> PASSAGE TO READ:
####

FOURTH DIVISION
ELLINGTON, P. J.,
BRANCH and MERCIER, JJ.
NOTICE: Motions for reconsideration must be
physically received in our clerk’s office within ten
days of the date of decision to be deemed timely filed.
http://www.gaappeals.us/rules
April 22, 2016
In the Court of Appeals of Georgia
A16A0573. MARLOW v. THE STATE.
ELLINGTON, Presiding Judge.
A Hall County jury found Larry Marlow guilty of rape, OCGA § 16-6-1 (a) (1),
and false imprisonment, OCGA § 16-5-41 (a).1 Marlow appeals from the denial of his
motion for a new trial, contending that the trial court erred in charging the jury and
that the prosecutor made an improper closing argument. Finding no reversible error,
we affirm.
Viewed in the light most favorable to the jury’s verdict,2 the record shows the
following. In July 2013, the victim, a recovering drug addict and homeless mother of
1
The State also indicted Marlow for two counts of aggravated assault by
pointing a handgun, but the jury acquitted him of those offenses.

####

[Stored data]

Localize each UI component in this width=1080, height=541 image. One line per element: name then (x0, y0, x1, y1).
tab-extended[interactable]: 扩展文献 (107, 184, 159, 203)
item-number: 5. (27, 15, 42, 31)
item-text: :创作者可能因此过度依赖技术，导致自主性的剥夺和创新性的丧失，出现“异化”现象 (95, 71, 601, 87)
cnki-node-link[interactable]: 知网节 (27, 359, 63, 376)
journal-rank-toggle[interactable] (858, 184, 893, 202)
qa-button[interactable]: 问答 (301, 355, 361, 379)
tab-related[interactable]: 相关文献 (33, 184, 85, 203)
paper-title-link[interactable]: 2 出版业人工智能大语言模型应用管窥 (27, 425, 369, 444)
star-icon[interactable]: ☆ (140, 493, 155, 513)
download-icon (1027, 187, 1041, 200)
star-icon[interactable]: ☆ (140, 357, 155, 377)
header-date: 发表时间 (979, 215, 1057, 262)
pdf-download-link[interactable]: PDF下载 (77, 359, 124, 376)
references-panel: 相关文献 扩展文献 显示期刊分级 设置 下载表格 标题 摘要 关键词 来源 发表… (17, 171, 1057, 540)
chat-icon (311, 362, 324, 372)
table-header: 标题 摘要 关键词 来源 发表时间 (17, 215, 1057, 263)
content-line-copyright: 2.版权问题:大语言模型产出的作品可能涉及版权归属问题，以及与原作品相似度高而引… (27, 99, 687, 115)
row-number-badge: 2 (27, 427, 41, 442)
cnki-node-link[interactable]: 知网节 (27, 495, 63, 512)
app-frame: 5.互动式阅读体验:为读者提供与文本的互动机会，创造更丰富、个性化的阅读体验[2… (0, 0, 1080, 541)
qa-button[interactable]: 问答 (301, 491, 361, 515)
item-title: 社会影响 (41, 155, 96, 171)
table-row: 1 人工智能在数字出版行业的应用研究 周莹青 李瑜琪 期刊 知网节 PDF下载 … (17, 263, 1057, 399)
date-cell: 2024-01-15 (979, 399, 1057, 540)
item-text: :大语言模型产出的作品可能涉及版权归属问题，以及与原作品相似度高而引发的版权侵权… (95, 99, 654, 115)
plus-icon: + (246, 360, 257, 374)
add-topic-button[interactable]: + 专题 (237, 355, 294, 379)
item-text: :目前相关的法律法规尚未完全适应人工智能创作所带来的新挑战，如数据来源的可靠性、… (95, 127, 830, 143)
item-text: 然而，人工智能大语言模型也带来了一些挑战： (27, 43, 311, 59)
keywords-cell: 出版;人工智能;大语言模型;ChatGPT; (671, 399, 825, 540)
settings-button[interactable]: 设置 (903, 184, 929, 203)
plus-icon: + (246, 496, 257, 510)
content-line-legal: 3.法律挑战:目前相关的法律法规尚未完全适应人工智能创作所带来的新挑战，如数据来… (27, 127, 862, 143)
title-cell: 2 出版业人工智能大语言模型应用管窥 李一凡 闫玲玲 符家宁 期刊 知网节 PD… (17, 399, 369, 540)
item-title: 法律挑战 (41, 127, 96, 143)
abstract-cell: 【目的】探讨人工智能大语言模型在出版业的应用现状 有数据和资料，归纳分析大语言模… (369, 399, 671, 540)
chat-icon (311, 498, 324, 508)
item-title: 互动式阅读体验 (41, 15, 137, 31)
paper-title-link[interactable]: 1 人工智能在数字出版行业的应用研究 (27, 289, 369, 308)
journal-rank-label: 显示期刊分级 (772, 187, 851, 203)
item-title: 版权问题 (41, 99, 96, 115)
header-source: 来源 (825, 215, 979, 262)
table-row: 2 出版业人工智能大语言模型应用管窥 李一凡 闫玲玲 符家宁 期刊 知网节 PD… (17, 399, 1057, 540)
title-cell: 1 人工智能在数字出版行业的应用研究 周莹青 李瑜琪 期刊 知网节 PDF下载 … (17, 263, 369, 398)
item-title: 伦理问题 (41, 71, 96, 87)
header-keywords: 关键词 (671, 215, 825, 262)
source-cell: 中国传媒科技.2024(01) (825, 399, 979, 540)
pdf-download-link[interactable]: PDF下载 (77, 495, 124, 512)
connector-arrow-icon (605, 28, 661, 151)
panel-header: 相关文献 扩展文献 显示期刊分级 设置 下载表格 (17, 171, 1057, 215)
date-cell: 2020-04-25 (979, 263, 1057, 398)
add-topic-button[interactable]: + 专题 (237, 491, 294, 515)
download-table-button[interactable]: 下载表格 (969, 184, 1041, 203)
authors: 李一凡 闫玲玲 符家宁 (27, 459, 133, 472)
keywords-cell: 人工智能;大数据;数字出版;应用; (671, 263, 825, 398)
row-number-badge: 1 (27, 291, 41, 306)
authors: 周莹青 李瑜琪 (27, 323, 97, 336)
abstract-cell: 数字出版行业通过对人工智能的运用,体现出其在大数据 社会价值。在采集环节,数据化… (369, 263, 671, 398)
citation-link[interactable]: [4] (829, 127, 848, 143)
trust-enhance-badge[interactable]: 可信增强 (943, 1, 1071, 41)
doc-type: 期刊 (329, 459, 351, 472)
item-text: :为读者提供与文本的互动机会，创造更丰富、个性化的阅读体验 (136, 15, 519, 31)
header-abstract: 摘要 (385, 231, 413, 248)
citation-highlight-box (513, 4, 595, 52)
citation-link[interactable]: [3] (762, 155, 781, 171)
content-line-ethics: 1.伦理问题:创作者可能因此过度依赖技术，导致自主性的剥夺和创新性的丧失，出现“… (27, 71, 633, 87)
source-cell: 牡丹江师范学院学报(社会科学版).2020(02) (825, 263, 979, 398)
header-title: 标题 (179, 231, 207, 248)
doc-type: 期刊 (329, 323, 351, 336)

####

> PROBLEMS TO WORK ON:
a – According to the court opinion, why does the court affirm the ruling in Marlow's appeal? Answer in one to three sentences.
b – Please quote the court opinion, starting with "Viewed in the" and going on through "of those offenses.".
c – Answer these questions from the court opinion:
(i) In which county did the jury find Marlow guilty?
(ii) On what date is the opinion dated?
(iii) Of which offenses did the jury acquit Marlow?

> RESULTS:
a – The court affirms because it found no reversible error in Marlow's claims that the trial court erred in charging the jury and that the prosecutor made an improper closing argument.

b –
Viewed in the light most favorable to the jury’s verdict,2 the record shows the
following. In July 2013, the victim, a recovering drug addict and homeless mother of
1
The State also indicted Marlow for two counts of aggravated assault by
pointing a handgun, but the jury acquitted him of those offenses.

c –
(i) Hall County.
(ii) April 22, 2016.
(iii) Two counts of aggravated assault by pointing a handgun.